• DESCRIPTION OF THE TASK
Would you extract the whole listing below and retype it exactly?

[Data records]
>>>>>

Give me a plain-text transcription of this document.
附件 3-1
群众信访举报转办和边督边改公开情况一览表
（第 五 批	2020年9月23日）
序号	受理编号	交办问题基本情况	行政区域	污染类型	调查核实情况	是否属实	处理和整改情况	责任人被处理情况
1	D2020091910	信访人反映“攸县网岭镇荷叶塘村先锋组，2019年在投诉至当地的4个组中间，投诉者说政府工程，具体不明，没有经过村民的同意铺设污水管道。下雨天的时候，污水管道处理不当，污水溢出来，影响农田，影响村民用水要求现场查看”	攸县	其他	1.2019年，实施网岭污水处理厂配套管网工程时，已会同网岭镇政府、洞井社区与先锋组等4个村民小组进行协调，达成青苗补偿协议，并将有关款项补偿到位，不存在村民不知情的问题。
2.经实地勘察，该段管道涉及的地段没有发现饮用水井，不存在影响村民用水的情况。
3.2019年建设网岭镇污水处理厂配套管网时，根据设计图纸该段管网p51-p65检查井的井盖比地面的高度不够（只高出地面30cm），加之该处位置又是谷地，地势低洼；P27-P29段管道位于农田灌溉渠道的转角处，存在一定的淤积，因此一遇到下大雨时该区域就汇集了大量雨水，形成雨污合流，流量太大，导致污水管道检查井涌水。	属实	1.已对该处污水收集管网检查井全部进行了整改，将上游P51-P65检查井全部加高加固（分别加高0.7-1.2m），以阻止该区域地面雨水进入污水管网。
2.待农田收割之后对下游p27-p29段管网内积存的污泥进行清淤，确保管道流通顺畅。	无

<<<<<

• ANSWER BELOW
Give me a plain-text transcription of this document.
附件 3-1
群众信访举报转办和边督边改公开情况一览表
（第 五 批	2020年9月23日）
序号	受理编号	交办问题基本情况	行政区域	污染类型	调查核实情况	是否属实	处理和整改情况	责任人被处理情况
1	D2020091910	信访人反映“攸县网岭镇荷叶塘村先锋组，2019年在投诉至当地的4个组中间，投诉者说政府工程，具体不明，没有经过村民的同意铺设污水管道。下雨天的时候，污水管道处理不当，污水溢出来，影响农田，影响村民用水要求现场查看”	攸县	其他	1.2019年，实施网岭污水处理厂配套管网工程时，已会同网岭镇政府、洞井社区与先锋组等4个村民小组进行协调，达成青苗补偿协议，并将有关款项补偿到位，不存在村民不知情的问题。
2.经实地勘察，该段管道涉及的地段没有发现饮用水井，不存在影响村民用水的情况。
3.2019年建设网岭镇污水处理厂配套管网时，根据设计图纸该段管网p51-p65检查井的井盖比地面的高度不够（只高出地面30cm），加之该处位置又是谷地，地势低洼；P27-P29段管道位于农田灌溉渠道的转角处，存在一定的淤积，因此一遇到下大雨时该区域就汇集了大量雨水，形成雨污合流，流量太大，导致污水管道检查井涌水。	属实	1.已对该处污水收集管网检查井全部进行了整改，将上游P51-P65检查井全部加高加固（分别加高0.7-1.2m），以阻止该区域地面雨水进入污水管网。
2.待农田收割之后对下游p27-p29段管网内积存的污泥进行清淤，确保管道流通顺畅。	无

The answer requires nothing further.